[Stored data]
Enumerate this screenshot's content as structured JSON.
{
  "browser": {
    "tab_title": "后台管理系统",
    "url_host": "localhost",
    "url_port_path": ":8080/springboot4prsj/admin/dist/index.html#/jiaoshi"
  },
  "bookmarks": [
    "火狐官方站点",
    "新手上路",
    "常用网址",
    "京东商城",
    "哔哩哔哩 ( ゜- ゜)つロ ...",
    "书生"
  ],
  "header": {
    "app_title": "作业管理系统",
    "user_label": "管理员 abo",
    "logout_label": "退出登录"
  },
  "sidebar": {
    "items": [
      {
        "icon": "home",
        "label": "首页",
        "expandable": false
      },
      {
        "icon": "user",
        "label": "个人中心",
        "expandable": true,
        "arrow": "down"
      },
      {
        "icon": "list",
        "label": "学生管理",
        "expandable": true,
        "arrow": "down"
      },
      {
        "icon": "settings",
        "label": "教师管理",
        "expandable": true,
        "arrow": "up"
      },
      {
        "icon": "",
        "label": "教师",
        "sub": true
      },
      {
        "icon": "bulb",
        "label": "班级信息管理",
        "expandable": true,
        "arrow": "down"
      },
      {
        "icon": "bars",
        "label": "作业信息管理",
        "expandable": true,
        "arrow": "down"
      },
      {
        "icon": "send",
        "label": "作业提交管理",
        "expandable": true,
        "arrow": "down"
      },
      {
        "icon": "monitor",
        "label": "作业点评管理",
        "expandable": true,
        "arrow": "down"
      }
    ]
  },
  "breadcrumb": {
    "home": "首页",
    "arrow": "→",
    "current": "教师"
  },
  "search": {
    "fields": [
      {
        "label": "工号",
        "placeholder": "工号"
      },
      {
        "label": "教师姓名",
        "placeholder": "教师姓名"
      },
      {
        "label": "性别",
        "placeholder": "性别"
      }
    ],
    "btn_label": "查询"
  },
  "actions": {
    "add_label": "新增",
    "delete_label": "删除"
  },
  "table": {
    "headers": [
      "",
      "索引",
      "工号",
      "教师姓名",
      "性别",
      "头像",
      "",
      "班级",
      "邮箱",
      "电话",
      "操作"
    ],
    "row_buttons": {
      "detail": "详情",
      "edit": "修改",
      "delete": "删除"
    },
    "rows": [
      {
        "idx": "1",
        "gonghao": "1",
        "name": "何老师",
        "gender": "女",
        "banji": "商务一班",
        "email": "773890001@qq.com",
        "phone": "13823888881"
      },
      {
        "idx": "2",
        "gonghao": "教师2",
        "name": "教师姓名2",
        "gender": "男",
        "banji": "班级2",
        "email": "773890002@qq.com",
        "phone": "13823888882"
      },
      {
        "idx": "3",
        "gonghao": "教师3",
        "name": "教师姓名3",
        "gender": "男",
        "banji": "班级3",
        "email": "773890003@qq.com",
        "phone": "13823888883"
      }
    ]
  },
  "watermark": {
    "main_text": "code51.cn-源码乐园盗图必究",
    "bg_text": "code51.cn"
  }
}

> _Do this_:
Copy out each record, keeping every word as it is.

> _Result of this task_:
Enumerate this screenshot's content as structured JSON.
{
  "browser": {
    "tab_title": "后台管理系统",
    "url_host": "localhost",
    "url_port_path": ":8080/springboot4prsj/admin/dist/index.html#/jiaoshi"
  },
  "bookmarks": [
    "火狐官方站点",
    "新手上路",
    "常用网址",
    "京东商城",
    "哔哩哔哩 ( ゜- ゜)つロ ...",
    "书生"
  ],
  "header": {
    "app_title": "作业管理系统",
    "user_label": "管理员 abo",
    "logout_label": "退出登录"
  },
  "sidebar": {
    "items": [
      {
        "icon": "home",
        "label": "首页",
        "expandable": false
      },
      {
        "icon": "user",
        "label": "个人中心",
        "expandable": true,
        "arrow": "down"
      },
      {
        "icon": "list",
        "label": "学生管理",
        "expandable": true,
        "arrow": "down"
      },
      {
        "icon": "settings",
        "label": "教师管理",
        "expandable": true,
        "arrow": "up"
      },
      {
        "icon": "",
        "label": "教师",
        "sub": true
      },
      {
        "icon": "bulb",
        "label": "班级信息管理",
        "expandable": true,
        "arrow": "down"
      },
      {
        "icon": "bars",
        "label": "作业信息管理",
        "expandable": true,
        "arrow": "down"
      },
      {
        "icon": "send",
        "label": "作业提交管理",
        "expandable": true,
        "arrow": "down"
      },
      {
        "icon": "monitor",
        "label": "作业点评管理",
        "expandable": true,
        "arrow": "down"
      }
    ]
  },
  "breadcrumb": {
    "home": "首页",
    "arrow": "→",
    "current": "教师"
  },
  "search": {
    "fields": [
      {
        "label": "工号",
        "placeholder": "工号"
      },
      {
        "label": "教师姓名",
        "placeholder": "教师姓名"
      },
      {
        "label": "性别",
        "placeholder": "性别"
      }
    ],
    "btn_label": "查询"
  },
  "actions": {
    "add_label": "新增",
    "delete_label": "删除"
  },
  "table": {
    "headers": [
      "",
      "索引",
      "工号",
      "教师姓名",
      "性别",
      "头像",
      "",
      "班级",
      "邮箱",
      "电话",
      "操作"
    ],
    "row_buttons": {
      "detail": "详情",
      "edit": "修改",
      "delete": "删除"
    },
    "rows": [
      {
        "idx": "1",
        "gonghao": "1",
        "name": "何老师",
        "gender": "女",
        "banji": "商务一班",
        "email": "773890001@qq.com",
        "phone": "13823888881"
      },
      {
        "idx": "2",
        "gonghao": "教师2",
        "name": "教师姓名2",
        "gender": "男",
        "banji": "班级2",
        "email": "773890002@qq.com",
        "phone": "13823888882"
      },
      {
        "idx": "3",
        "gonghao": "教师3",
        "name": "教师姓名3",
        "gender": "男",
        "banji": "班级3",
        "email": "773890003@qq.com",
        "phone": "13823888883"
      }
    ]
  },
  "watermark": {
    "main_text": "code51.cn-源码乐园盗图必究",
    "bg_text": "code51.cn"
  }
}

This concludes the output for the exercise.